*** Records ***
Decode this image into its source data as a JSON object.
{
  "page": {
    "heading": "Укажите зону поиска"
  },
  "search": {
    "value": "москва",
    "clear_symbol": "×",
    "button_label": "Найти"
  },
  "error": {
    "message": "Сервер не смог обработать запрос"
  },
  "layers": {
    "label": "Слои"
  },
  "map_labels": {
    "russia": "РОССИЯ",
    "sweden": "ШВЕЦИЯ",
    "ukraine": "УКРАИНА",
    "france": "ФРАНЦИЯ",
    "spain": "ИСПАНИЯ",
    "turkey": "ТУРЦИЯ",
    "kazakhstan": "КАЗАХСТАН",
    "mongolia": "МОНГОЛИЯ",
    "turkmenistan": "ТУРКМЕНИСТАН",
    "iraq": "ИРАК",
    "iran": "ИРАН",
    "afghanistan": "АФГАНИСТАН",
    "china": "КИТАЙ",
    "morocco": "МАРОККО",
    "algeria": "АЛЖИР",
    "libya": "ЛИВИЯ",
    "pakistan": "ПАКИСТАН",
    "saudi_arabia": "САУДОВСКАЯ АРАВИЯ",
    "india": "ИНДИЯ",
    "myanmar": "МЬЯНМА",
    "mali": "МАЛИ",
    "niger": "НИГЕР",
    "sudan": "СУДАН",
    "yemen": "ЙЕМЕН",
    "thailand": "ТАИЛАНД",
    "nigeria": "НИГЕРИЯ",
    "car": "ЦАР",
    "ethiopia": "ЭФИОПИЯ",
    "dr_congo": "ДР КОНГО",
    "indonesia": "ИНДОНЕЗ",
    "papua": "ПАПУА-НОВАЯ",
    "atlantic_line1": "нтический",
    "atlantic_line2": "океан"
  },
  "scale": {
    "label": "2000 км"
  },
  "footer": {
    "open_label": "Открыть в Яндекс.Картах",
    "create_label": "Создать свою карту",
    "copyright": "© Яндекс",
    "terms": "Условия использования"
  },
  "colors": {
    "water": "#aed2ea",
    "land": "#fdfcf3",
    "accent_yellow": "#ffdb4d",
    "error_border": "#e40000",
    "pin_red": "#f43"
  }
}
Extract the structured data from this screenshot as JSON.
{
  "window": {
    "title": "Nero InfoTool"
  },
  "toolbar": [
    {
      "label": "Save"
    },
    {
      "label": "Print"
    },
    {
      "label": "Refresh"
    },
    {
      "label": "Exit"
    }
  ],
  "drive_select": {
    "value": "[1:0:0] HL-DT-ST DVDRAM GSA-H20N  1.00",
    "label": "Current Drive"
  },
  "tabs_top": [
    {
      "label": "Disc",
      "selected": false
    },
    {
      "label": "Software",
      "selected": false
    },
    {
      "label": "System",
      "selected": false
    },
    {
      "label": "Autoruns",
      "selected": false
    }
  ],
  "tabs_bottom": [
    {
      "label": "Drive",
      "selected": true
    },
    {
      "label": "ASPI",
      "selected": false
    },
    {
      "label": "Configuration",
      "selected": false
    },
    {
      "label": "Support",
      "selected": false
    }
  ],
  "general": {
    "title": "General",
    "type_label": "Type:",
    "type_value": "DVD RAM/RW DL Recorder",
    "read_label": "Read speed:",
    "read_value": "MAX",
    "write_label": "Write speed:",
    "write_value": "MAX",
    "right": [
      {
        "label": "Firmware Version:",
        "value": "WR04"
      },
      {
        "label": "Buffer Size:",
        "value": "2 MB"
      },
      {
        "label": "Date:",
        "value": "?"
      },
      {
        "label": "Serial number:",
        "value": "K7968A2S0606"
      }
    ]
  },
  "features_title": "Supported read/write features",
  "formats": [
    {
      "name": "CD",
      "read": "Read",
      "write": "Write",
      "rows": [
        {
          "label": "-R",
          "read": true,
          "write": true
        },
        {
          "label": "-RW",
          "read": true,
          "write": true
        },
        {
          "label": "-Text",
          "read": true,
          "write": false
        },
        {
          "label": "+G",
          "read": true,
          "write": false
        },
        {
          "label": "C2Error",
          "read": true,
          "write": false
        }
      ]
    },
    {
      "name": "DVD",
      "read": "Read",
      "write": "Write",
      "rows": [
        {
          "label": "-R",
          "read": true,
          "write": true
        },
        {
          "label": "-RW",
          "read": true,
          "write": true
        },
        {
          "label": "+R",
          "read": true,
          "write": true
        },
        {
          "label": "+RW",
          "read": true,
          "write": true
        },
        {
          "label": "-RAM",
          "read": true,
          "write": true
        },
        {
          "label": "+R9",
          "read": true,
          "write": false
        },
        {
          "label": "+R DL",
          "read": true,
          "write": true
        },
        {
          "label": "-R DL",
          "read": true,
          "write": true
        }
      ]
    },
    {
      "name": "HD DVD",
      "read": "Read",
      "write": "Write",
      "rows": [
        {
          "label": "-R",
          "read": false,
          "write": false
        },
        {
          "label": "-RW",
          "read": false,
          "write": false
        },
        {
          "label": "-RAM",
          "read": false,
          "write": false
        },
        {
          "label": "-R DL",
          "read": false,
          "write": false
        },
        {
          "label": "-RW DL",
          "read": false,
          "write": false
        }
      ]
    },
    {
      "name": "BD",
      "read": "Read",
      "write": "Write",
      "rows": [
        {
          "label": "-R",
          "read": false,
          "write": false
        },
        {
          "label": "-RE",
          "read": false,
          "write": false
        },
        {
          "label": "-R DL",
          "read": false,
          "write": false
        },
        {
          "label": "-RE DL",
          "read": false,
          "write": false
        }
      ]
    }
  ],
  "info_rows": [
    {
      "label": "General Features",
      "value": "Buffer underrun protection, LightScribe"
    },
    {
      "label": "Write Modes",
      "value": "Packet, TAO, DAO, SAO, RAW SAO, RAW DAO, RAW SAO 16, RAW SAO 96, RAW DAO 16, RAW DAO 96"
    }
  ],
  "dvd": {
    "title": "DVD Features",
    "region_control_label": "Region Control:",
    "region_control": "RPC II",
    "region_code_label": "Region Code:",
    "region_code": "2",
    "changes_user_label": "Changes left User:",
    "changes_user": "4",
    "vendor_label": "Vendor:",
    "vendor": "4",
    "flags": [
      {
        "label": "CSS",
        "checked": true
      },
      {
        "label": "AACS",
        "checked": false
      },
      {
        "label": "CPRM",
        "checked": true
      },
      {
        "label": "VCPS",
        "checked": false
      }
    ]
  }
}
***
◆ **Task brief**: All of the entries must be quoted exactly; please include each one.

◆ **Output for this task**:
Decode this image into its source data as a JSON object.
{
  "page": {
    "heading": "Укажите зону поиска"
  },
  "search": {
    "value": "москва",
    "clear_symbol": "×",
    "button_label": "Найти"
  },
  "error": {
    "message": "Сервер не смог обработать запрос"
  },
  "layers": {
    "label": "Слои"
  },
  "map_labels": {
    "russia": "РОССИЯ",
    "sweden": "ШВЕЦИЯ",
    "ukraine": "УКРАИНА",
    "france": "ФРАНЦИЯ",
    "spain": "ИСПАНИЯ",
    "turkey": "ТУРЦИЯ",
    "kazakhstan": "КАЗАХСТАН",
    "mongolia": "МОНГОЛИЯ",
    "turkmenistan": "ТУРКМЕНИСТАН",
    "iraq": "ИРАК",
    "iran": "ИРАН",
    "afghanistan": "АФГАНИСТАН",
    "china": "КИТАЙ",
    "morocco": "МАРОККО",
    "algeria": "АЛЖИР",
    "libya": "ЛИВИЯ",
    "pakistan": "ПАКИСТАН",
    "saudi_arabia": "САУДОВСКАЯ АРАВИЯ",
    "india": "ИНДИЯ",
    "myanmar": "МЬЯНМА",
    "mali": "МАЛИ",
    "niger": "НИГЕР",
    "sudan": "СУДАН",
    "yemen": "ЙЕМЕН",
    "thailand": "ТАИЛАНД",
    "nigeria": "НИГЕРИЯ",
    "car": "ЦАР",
    "ethiopia": "ЭФИОПИЯ",
    "dr_congo": "ДР КОНГО",
    "indonesia": "ИНДОНЕЗ",
    "papua": "ПАПУА-НОВАЯ",
    "atlantic_line1": "нтический",
    "atlantic_line2": "океан"
  },
  "scale": {
    "label": "2000 км"
  },
  "footer": {
    "open_label": "Открыть в Яндекс.Картах",
    "create_label": "Создать свою карту",
    "copyright": "© Яндекс",
    "terms": "Условия использования"
  },
  "colors": {
    "water": "#aed2ea",
    "land": "#fdfcf3",
    "accent_yellow": "#ffdb4d",
    "error_border": "#e40000",
    "pin_red": "#f43"
  }
}
Extract the structured data from this screenshot as JSON.
{
  "window": {
    "title": "Nero InfoTool"
  },
  "toolbar": [
    {
      "label": "Save"
    },
    {
      "label": "Print"
    },
    {
      "label": "Refresh"
    },
    {
      "label": "Exit"
    }
  ],
  "drive_select": {
    "value": "[1:0:0] HL-DT-ST DVDRAM GSA-H20N  1.00",
    "label": "Current Drive"
  },
  "tabs_top": [
    {
      "label": "Disc",
      "selected": false
    },
    {
      "label": "Software",
      "selected": false
    },
    {
      "label": "System",
      "selected": false
    },
    {
      "label": "Autoruns",
      "selected": false
    }
  ],
  "tabs_bottom": [
    {
      "label": "Drive",
      "selected": true
    },
    {
      "label": "ASPI",
      "selected": false
    },
    {
      "label": "Configuration",
      "selected": false
    },
    {
      "label": "Support",
      "selected": false
    }
  ],
  "general": {
    "title": "General",
    "type_label": "Type:",
    "type_value": "DVD RAM/RW DL Recorder",
    "read_label": "Read speed:",
    "read_value": "MAX",
    "write_label": "Write speed:",
    "write_value": "MAX",
    "right": [
      {
        "label": "Firmware Version:",
        "value": "WR04"
      },
      {
        "label": "Buffer Size:",
        "value": "2 MB"
      },
      {
        "label": "Date:",
        "value": "?"
      },
      {
        "label": "Serial number:",
        "value": "K7968A2S0606"
      }
    ]
  },
  "features_title": "Supported read/write features",
  "formats": [
    {
      "name": "CD",
      "read": "Read",
      "write": "Write",
      "rows": [
        {
          "label": "-R",
          "read": true,
          "write": true
        },
        {
          "label": "-RW",
          "read": true,
          "write": true
        },
        {
          "label": "-Text",
          "read": true,
          "write": false
        },
        {
          "label": "+G",
          "read": true,
          "write": false
        },
        {
          "label": "C2Error",
          "read": true,
          "write": false
        }
      ]
    },
    {
      "name": "DVD",
      "read": "Read",
      "write": "Write",
      "rows": [
        {
          "label": "-R",
          "read": true,
          "write": true
        },
        {
          "label": "-RW",
          "read": true,
          "write": true
        },
        {
          "label": "+R",
          "read": true,
          "write": true
        },
        {
          "label": "+RW",
          "read": true,
          "write": true
        },
        {
          "label": "-RAM",
          "read": true,
          "write": true
        },
        {
          "label": "+R9",
          "read": true,
          "write": false
        },
        {
          "label": "+R DL",
          "read": true,
          "write": true
        },
        {
          "label": "-R DL",
          "read": true,
          "write": true
        }
      ]
    },
    {
      "name": "HD DVD",
      "read": "Read",
      "write": "Write",
      "rows": [
        {
          "label": "-R",
          "read": false,
          "write": false
        },
        {
          "label": "-RW",
          "read": false,
          "write": false
        },
        {
          "label": "-RAM",
          "read": false,
          "write": false
        },
        {
          "label": "-R DL",
          "read": false,
          "write": false
        },
        {
          "label": "-RW DL",
          "read": false,
          "write": false
        }
      ]
    },
    {
      "name": "BD",
      "read": "Read",
      "write": "Write",
      "rows": [
        {
          "label": "-R",
          "read": false,
          "write": false
        },
        {
          "label": "-RE",
          "read": false,
          "write": false
        },
        {
          "label": "-R DL",
          "read": false,
          "write": false
        },
        {
          "label": "-RE DL",
          "read": false,
          "write": false
        }
      ]
    }
  ],
  "info_rows": [
    {
      "label": "General Features",
      "value": "Buffer underrun protection, LightScribe"
    },
    {
      "label": "Write Modes",
      "value": "Packet, TAO, DAO, SAO, RAW SAO, RAW DAO, RAW SAO 16, RAW SAO 96, RAW DAO 16, RAW DAO 96"
    }
  ],
  "dvd": {
    "title": "DVD Features",
    "region_control_label": "Region Control:",
    "region_control": "RPC II",
    "region_code_label": "Region Code:",
    "region_code": "2",
    "changes_user_label": "Changes left User:",
    "changes_user": "4",
    "vendor_label": "Vendor:",
    "vendor": "4",
    "flags": [
      {
        "label": "CSS",
        "checked": true
      },
      {
        "label": "AACS",
        "checked": false
      },
      {
        "label": "CPRM",
        "checked": true
      },
      {
        "label": "VCPS",
        "checked": false
      }
    ]
  }
}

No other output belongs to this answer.